**Problem description**
Your answer should be a single number: the count of lines holding the word "used".

**Record extracts**

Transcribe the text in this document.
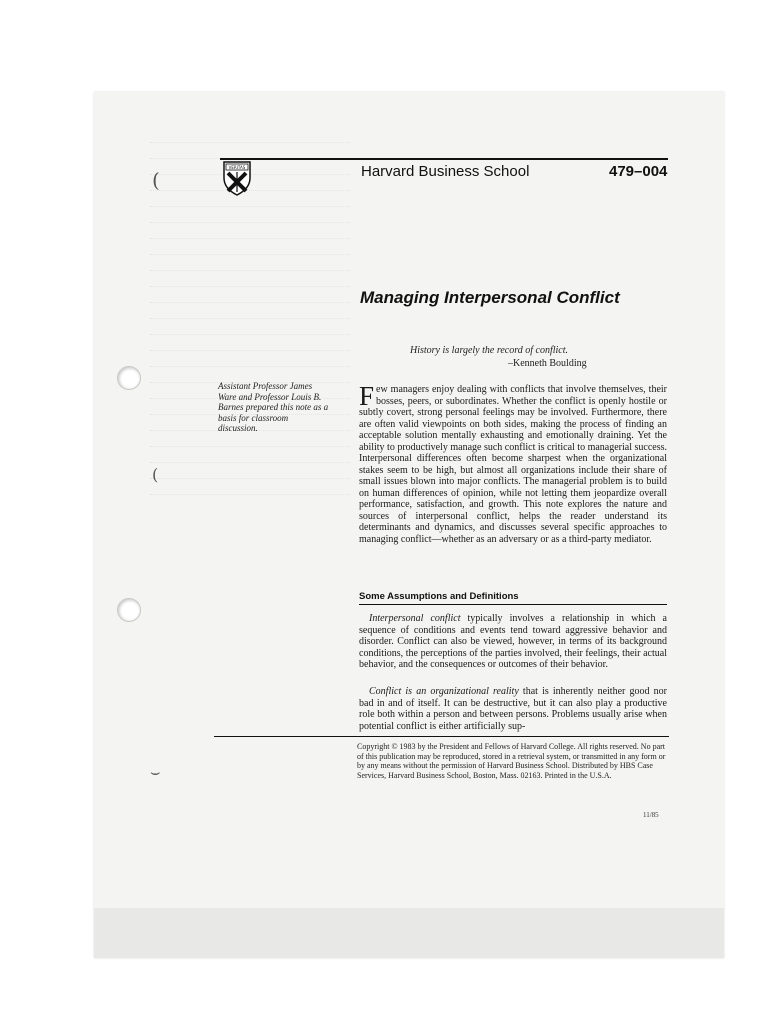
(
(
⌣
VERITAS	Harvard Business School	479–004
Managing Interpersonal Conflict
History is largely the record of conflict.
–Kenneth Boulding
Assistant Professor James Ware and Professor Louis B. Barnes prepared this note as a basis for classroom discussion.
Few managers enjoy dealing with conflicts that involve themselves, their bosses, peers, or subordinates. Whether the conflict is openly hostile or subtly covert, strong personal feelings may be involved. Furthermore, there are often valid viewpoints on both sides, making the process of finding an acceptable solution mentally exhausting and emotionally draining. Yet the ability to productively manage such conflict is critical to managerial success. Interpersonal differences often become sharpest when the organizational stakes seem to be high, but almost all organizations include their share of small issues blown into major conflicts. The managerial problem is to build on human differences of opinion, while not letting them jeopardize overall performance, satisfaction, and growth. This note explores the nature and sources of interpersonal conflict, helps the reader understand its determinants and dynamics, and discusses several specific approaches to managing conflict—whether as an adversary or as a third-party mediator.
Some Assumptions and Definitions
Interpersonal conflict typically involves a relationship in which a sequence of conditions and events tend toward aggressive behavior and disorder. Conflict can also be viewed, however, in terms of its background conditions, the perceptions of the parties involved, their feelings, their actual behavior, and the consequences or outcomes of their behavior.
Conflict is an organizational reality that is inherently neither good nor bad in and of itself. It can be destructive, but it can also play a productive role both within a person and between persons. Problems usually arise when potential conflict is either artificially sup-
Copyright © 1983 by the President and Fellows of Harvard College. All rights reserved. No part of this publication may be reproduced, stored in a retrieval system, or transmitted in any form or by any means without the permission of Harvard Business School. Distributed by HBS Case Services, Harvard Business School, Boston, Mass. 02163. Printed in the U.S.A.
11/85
--
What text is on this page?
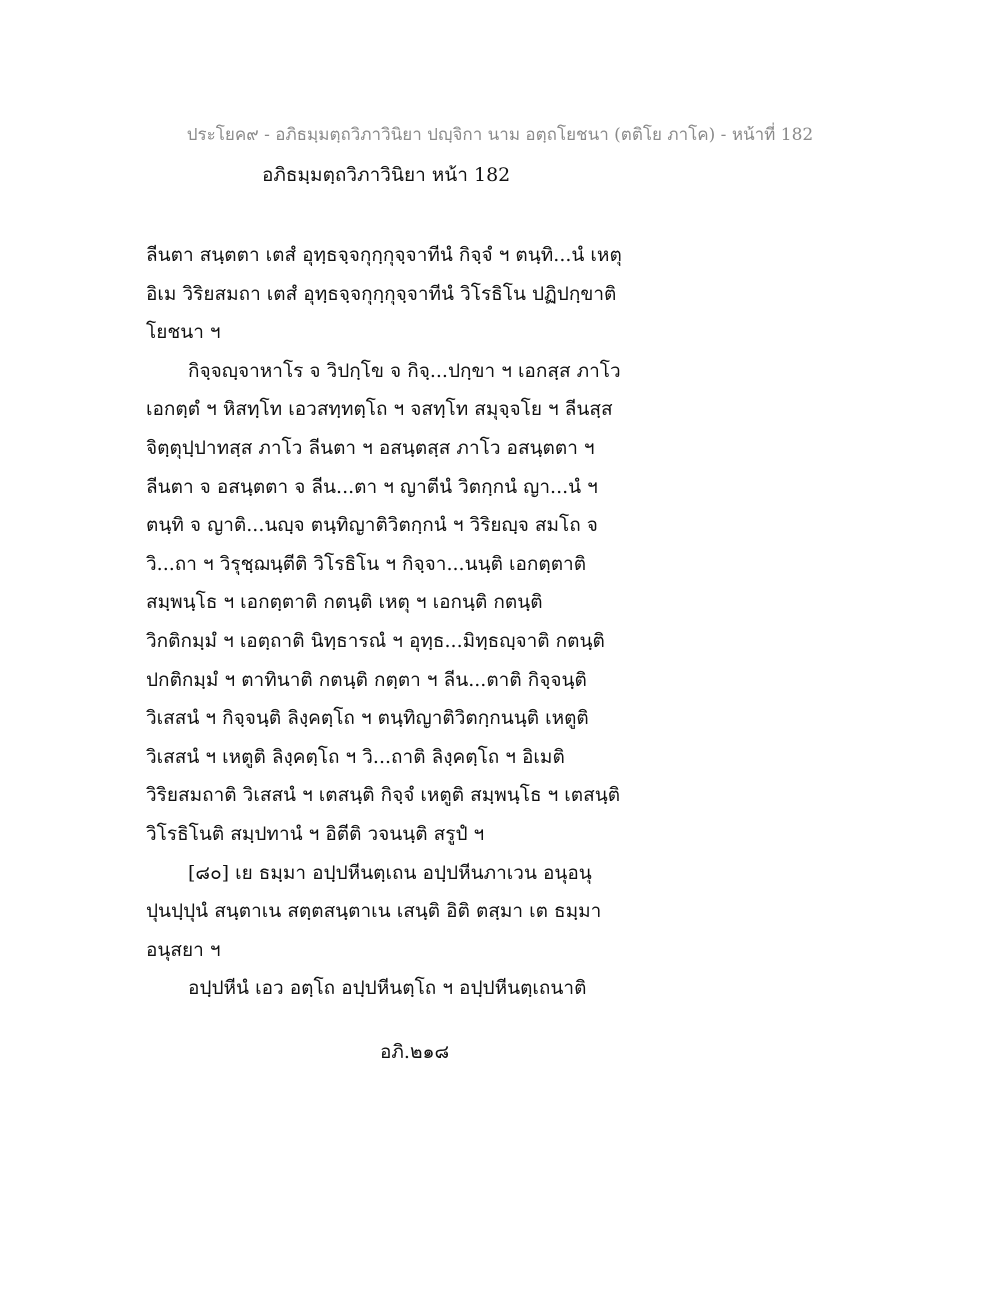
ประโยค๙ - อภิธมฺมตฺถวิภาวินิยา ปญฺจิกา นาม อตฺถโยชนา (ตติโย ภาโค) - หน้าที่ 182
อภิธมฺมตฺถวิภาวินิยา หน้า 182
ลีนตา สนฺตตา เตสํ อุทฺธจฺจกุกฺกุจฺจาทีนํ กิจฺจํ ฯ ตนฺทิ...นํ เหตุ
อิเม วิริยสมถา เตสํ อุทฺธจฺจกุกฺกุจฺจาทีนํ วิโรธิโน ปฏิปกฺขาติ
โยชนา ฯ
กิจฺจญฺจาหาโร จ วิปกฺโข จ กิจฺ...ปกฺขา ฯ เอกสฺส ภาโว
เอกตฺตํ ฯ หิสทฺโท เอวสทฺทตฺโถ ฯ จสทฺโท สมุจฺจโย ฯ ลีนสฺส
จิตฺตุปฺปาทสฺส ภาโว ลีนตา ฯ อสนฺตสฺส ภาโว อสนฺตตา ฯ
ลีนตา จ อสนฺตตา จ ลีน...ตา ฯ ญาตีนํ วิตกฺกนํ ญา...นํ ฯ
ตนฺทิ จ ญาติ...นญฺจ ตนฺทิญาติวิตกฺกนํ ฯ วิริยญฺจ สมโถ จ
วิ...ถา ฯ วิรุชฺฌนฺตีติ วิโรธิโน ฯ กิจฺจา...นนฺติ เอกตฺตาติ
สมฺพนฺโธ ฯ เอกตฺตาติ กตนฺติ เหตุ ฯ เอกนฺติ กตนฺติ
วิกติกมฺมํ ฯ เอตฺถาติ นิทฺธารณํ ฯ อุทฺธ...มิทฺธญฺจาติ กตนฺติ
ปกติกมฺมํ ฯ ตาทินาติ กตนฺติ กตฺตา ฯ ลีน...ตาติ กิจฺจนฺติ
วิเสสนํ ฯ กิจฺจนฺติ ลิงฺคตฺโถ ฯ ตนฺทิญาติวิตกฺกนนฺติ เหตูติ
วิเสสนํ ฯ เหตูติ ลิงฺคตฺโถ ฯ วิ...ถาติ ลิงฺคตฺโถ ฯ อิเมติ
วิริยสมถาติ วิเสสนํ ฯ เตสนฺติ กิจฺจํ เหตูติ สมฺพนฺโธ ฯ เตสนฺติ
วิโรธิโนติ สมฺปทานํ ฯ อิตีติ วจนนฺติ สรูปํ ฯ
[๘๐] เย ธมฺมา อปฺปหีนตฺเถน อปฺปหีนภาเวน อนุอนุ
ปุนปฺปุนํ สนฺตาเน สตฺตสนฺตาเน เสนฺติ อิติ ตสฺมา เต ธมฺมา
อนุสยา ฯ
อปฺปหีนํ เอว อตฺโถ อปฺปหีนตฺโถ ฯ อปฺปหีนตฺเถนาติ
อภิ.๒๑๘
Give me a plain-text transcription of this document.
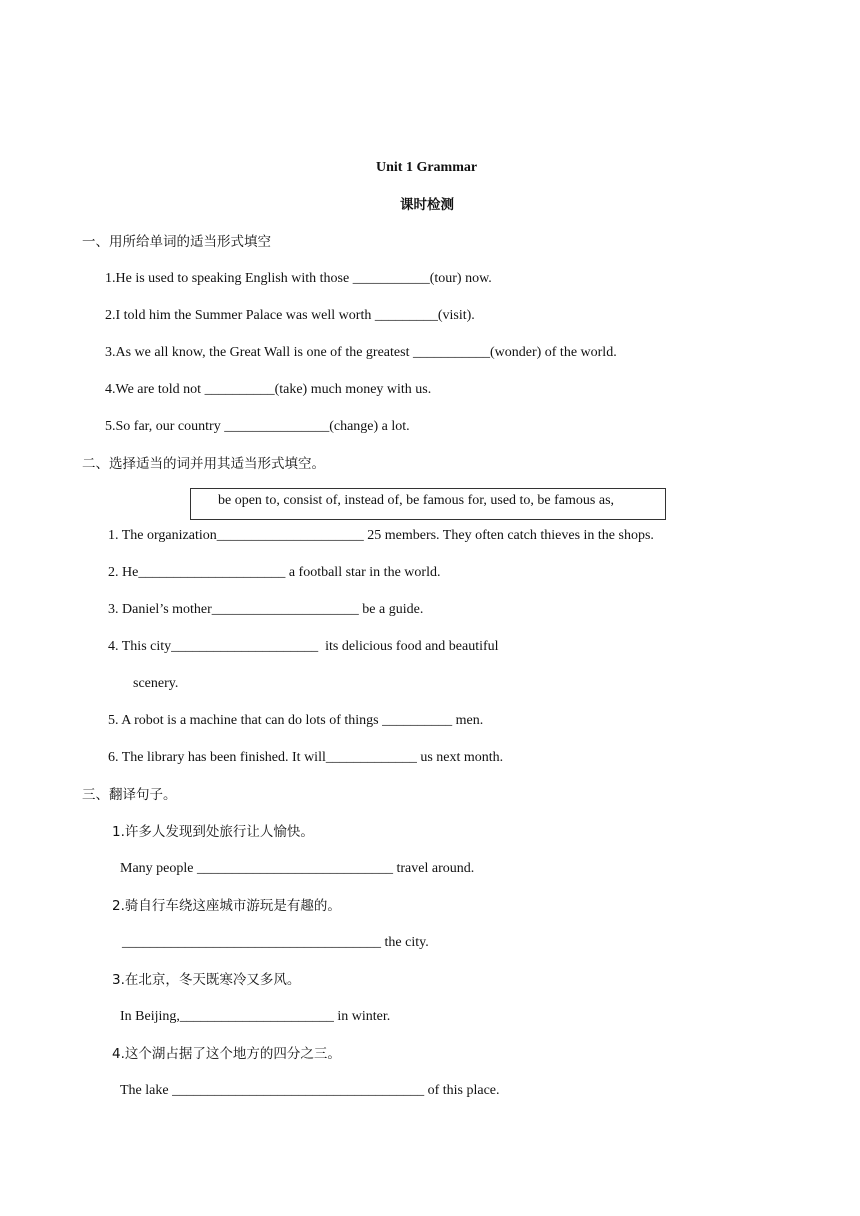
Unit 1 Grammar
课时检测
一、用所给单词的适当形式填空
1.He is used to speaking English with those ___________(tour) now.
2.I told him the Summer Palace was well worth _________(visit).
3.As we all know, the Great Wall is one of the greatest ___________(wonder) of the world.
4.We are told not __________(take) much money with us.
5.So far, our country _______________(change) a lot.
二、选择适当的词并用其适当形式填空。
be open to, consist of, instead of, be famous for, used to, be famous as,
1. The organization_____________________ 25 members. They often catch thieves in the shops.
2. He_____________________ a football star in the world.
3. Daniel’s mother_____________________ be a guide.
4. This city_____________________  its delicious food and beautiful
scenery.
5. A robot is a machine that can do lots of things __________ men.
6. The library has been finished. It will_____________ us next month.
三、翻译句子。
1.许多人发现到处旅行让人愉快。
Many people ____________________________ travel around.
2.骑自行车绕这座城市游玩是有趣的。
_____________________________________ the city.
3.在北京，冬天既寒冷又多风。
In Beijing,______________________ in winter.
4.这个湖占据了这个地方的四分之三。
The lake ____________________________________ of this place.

**Task output**
2